▶ _Material shown_

┄┄┄┄┄┄┄┄┄┄

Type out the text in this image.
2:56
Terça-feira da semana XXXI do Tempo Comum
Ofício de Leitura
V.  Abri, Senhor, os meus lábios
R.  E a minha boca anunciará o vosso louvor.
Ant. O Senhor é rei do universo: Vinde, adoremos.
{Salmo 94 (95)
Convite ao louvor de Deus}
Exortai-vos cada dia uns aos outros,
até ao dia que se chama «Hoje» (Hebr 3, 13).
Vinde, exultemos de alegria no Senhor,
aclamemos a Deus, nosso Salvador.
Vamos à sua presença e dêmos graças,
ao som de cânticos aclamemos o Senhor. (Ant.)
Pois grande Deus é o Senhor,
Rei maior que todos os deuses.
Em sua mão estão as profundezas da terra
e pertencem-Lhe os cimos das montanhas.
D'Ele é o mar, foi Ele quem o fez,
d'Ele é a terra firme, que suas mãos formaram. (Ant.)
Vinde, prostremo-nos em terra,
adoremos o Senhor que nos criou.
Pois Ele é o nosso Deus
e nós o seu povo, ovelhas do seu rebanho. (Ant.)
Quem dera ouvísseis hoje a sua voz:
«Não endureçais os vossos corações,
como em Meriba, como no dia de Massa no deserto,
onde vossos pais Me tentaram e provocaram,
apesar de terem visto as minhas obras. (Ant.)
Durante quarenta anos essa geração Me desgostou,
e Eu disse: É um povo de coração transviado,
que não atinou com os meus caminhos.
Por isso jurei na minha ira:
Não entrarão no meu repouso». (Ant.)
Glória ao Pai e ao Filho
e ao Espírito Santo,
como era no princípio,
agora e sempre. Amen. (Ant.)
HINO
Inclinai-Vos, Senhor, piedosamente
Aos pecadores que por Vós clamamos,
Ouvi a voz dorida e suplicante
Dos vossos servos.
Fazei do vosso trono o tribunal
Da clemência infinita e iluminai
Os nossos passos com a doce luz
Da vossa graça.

┄┄┄┄┄┄┄┄┄┄

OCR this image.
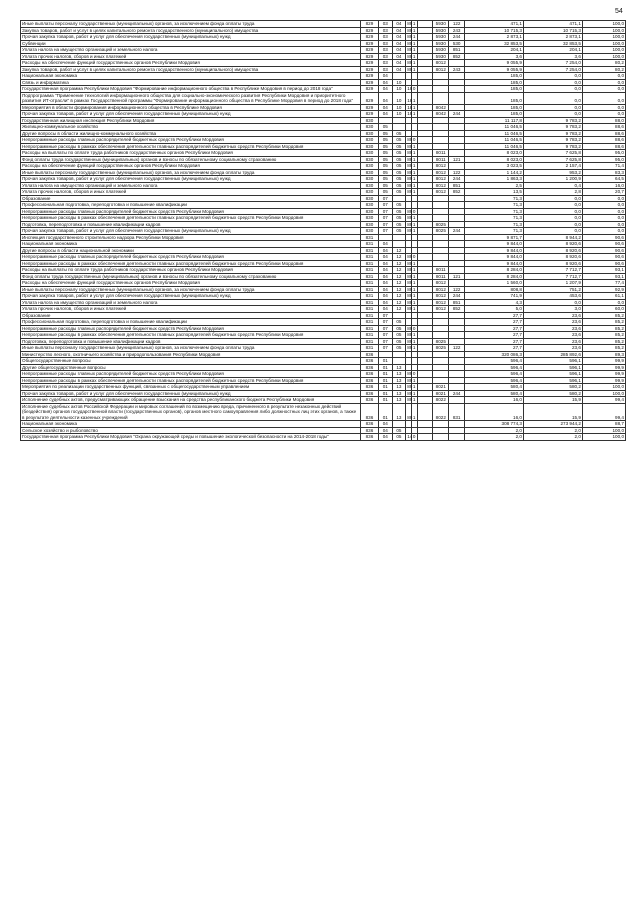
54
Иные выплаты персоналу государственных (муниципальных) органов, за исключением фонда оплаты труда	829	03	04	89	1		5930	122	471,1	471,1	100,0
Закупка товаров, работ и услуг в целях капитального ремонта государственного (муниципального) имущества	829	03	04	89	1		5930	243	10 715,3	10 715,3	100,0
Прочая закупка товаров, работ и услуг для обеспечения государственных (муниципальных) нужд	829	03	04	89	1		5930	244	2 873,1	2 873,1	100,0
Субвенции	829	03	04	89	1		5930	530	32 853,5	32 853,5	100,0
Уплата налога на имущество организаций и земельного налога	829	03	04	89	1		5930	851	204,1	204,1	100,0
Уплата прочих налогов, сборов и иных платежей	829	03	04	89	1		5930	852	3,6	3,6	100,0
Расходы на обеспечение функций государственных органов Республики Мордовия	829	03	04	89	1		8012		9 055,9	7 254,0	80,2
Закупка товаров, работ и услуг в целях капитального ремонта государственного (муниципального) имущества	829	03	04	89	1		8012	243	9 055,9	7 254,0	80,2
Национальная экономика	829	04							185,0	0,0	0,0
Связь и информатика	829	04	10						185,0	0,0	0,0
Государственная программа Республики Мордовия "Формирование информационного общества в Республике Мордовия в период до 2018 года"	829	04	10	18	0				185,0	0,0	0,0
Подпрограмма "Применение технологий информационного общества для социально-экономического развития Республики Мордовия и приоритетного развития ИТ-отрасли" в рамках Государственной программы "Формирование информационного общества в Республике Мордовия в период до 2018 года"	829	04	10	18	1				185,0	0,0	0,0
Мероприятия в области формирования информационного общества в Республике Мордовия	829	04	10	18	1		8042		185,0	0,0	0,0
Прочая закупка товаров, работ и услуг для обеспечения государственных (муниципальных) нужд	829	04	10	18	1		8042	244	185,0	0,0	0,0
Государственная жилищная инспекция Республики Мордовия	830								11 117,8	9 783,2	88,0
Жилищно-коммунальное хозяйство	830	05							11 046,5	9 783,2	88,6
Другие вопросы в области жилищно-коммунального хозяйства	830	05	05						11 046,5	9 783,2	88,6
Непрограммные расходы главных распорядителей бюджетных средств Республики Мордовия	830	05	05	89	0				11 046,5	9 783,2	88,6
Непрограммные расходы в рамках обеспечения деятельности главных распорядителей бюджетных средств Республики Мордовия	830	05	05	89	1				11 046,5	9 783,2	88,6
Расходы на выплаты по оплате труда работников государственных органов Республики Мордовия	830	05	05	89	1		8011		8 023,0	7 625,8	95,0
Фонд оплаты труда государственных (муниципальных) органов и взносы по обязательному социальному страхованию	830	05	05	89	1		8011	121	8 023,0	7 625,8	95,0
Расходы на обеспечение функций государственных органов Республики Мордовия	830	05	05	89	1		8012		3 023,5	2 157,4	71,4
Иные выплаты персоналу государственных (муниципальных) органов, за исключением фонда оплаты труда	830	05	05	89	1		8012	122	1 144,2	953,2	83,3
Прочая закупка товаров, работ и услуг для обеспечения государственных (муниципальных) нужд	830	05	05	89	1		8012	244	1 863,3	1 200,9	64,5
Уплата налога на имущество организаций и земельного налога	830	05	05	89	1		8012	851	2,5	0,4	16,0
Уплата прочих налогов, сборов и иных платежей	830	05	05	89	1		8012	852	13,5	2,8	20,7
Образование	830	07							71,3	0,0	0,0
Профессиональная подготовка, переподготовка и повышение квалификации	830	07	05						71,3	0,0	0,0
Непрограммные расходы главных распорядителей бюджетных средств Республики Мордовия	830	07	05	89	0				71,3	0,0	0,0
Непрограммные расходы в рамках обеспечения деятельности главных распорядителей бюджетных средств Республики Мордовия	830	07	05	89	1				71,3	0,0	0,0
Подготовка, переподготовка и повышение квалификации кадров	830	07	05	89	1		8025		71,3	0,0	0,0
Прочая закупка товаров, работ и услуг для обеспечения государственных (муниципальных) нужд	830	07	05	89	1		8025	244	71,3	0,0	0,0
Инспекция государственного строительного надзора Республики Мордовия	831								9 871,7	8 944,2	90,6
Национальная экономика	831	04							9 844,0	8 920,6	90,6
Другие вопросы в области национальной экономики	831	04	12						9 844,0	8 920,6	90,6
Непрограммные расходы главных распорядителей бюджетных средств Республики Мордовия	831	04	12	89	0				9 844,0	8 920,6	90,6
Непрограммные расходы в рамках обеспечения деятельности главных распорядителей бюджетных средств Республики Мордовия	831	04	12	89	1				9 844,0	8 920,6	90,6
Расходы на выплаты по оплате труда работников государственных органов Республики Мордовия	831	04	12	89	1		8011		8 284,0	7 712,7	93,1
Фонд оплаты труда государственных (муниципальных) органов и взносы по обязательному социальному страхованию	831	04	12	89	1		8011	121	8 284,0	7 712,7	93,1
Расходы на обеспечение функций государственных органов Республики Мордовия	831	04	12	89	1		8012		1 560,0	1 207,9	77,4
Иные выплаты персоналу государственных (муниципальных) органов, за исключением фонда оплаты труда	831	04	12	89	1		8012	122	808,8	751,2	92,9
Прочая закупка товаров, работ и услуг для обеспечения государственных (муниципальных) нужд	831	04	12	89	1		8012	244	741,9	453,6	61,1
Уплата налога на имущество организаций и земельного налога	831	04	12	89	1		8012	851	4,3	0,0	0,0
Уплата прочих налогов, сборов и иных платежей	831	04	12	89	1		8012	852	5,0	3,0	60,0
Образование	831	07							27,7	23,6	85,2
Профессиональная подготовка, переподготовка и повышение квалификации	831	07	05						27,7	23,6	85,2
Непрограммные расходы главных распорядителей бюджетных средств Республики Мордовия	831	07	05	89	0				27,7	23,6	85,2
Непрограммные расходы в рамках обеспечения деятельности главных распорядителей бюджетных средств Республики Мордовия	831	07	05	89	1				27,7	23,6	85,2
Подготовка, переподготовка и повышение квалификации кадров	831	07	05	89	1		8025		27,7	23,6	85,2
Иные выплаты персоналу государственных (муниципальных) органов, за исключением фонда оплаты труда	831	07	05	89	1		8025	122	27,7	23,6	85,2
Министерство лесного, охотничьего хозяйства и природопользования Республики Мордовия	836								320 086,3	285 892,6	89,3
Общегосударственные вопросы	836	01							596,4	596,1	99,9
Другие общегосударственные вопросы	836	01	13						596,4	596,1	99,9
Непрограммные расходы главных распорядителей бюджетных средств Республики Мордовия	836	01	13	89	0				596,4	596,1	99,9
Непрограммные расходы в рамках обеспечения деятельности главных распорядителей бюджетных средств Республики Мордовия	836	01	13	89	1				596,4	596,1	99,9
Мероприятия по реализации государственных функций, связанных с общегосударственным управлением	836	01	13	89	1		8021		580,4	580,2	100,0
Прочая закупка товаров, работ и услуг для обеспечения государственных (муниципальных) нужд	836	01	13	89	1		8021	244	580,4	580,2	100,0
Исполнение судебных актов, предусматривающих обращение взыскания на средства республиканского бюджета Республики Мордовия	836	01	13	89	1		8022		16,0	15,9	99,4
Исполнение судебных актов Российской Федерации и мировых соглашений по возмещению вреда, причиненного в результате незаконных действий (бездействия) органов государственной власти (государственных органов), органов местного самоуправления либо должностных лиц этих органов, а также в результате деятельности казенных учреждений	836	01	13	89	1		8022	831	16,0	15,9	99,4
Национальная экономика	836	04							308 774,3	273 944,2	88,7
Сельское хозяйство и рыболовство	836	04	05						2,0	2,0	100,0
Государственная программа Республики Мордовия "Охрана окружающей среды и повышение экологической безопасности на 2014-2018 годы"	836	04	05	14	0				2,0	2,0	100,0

┄┄┄┄┄┄┄┄┄┄

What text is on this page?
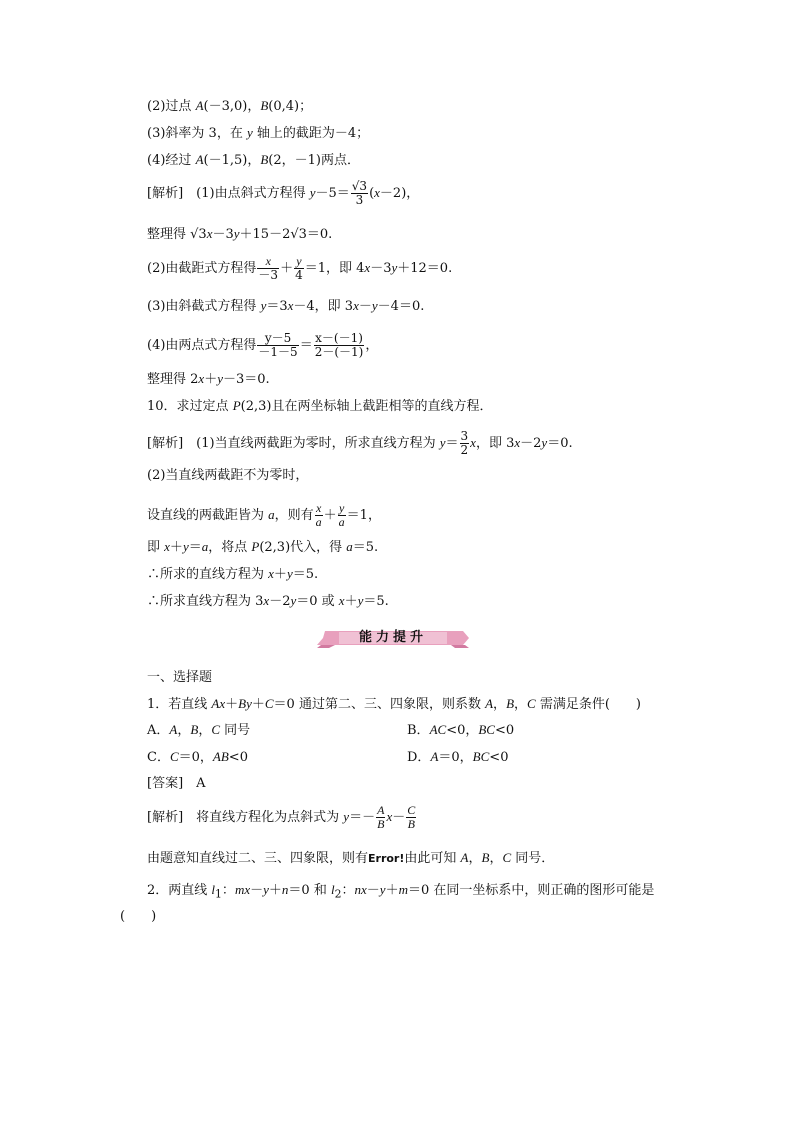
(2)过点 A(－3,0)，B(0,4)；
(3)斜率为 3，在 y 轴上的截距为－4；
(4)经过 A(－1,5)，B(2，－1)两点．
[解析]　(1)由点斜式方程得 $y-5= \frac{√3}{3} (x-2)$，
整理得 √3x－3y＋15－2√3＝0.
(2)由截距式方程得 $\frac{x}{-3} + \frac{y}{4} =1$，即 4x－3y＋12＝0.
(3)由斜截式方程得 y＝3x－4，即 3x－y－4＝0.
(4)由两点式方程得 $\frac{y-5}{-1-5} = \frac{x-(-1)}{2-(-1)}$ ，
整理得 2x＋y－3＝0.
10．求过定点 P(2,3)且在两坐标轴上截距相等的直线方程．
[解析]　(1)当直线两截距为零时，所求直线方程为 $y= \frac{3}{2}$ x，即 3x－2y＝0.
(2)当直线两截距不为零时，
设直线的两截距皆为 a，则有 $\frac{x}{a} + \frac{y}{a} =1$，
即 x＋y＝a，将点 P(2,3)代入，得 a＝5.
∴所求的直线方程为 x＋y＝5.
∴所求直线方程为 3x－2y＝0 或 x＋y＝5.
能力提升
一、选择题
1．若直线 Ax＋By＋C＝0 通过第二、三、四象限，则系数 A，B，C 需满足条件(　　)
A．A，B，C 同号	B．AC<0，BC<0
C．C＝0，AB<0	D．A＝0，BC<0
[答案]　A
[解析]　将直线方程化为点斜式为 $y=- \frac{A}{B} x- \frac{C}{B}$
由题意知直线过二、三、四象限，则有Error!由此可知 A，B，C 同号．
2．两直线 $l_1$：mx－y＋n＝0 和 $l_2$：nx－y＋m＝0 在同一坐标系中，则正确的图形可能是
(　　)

┄┄┄┄┄┄┄┄┄┄

▶ _Stated goal_
Choose all lines containing the string "Национальная" and copy them out.

▶ _Task result_
Национальная экономика	829	04							185,0	0,0	0,0
Национальная экономика	831	04							9 844,0	8 920,6	90,6
Национальная экономика	836	04							308 774,3	273 944,2	88,7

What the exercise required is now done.